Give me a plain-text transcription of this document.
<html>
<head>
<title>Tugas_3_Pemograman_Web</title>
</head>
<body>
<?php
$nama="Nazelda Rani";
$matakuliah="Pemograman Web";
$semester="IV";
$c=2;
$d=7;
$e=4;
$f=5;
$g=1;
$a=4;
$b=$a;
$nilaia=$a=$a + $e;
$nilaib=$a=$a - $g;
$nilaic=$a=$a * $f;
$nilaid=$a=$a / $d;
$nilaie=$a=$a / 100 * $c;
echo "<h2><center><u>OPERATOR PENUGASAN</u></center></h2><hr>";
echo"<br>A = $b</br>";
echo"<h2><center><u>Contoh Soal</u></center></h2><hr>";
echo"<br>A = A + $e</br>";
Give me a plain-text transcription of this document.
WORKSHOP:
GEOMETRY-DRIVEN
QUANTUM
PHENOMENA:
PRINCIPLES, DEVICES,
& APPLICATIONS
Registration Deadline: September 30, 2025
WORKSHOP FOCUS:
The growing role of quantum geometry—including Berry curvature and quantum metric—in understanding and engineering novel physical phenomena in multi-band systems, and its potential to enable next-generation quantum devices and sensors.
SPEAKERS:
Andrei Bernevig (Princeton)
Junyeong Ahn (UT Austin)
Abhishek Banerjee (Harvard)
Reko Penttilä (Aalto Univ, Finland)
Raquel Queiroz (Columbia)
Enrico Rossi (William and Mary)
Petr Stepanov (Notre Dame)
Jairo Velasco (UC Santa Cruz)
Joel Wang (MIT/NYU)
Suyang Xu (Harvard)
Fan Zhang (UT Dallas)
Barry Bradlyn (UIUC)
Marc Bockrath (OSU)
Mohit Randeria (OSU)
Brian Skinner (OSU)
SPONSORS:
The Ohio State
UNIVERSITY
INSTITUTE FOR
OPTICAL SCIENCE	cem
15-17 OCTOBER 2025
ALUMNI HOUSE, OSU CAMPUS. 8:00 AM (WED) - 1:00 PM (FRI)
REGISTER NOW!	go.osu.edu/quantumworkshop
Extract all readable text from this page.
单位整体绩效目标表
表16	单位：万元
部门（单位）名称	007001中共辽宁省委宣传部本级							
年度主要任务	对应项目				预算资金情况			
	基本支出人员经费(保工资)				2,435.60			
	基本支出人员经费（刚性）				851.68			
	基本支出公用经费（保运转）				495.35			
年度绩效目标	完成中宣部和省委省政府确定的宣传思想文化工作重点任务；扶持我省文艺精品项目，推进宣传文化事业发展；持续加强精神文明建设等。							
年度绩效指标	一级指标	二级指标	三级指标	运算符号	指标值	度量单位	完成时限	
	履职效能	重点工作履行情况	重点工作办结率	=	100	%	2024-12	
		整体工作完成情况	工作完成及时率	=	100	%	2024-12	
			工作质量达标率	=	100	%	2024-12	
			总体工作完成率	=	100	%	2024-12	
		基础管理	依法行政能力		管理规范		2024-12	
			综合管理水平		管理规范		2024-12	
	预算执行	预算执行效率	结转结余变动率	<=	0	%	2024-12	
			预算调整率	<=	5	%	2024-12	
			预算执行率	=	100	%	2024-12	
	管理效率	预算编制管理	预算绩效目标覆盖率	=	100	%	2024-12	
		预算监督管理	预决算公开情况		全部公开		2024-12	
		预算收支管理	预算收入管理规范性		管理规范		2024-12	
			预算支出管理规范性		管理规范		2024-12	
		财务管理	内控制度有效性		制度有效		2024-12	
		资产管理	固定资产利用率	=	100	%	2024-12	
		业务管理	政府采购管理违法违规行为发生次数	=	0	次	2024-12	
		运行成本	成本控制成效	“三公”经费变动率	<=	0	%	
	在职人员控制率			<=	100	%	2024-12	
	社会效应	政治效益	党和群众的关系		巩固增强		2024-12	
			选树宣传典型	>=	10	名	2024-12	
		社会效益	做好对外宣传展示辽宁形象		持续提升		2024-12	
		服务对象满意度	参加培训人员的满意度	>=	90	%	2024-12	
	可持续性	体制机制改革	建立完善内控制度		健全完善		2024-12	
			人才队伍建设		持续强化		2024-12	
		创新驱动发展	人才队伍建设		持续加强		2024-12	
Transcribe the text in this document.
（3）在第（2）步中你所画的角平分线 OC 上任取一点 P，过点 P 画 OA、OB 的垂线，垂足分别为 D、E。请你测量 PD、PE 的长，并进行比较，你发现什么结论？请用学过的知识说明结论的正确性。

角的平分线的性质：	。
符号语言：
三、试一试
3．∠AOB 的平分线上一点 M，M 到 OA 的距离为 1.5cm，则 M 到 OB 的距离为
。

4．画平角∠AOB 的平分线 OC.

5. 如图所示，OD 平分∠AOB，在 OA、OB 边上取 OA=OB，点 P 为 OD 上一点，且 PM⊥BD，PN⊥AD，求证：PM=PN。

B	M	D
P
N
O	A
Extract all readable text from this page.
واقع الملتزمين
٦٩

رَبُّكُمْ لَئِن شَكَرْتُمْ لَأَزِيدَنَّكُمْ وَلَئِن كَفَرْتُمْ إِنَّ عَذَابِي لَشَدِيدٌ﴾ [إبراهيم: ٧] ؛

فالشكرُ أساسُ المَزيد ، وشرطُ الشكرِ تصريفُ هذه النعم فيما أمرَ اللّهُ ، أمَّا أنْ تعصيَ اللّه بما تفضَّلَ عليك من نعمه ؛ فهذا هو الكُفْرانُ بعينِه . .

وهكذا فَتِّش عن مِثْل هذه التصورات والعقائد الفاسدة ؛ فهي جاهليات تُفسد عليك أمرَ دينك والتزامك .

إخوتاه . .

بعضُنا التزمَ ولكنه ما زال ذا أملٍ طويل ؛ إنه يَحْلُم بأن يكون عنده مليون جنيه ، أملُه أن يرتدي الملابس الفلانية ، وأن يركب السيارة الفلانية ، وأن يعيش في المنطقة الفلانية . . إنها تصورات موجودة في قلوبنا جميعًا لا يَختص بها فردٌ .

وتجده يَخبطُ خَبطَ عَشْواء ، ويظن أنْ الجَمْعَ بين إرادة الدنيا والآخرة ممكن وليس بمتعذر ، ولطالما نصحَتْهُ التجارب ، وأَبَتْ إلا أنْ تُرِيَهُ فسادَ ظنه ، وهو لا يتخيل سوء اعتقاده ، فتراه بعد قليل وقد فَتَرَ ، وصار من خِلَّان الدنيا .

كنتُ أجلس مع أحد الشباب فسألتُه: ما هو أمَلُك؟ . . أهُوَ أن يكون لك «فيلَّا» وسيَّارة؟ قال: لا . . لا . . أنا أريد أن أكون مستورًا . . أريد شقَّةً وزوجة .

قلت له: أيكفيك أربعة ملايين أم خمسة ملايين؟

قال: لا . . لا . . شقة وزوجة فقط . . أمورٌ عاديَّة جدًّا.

____________________

■ WHAT IS EXPECTED:
Pick out each line that holds the string "人才队伍建设".

■ FINAL RESULT:
			人才队伍建设		持续强化		2024-12	
		创新驱动发展	人才队伍建设		持续加强		2024-12	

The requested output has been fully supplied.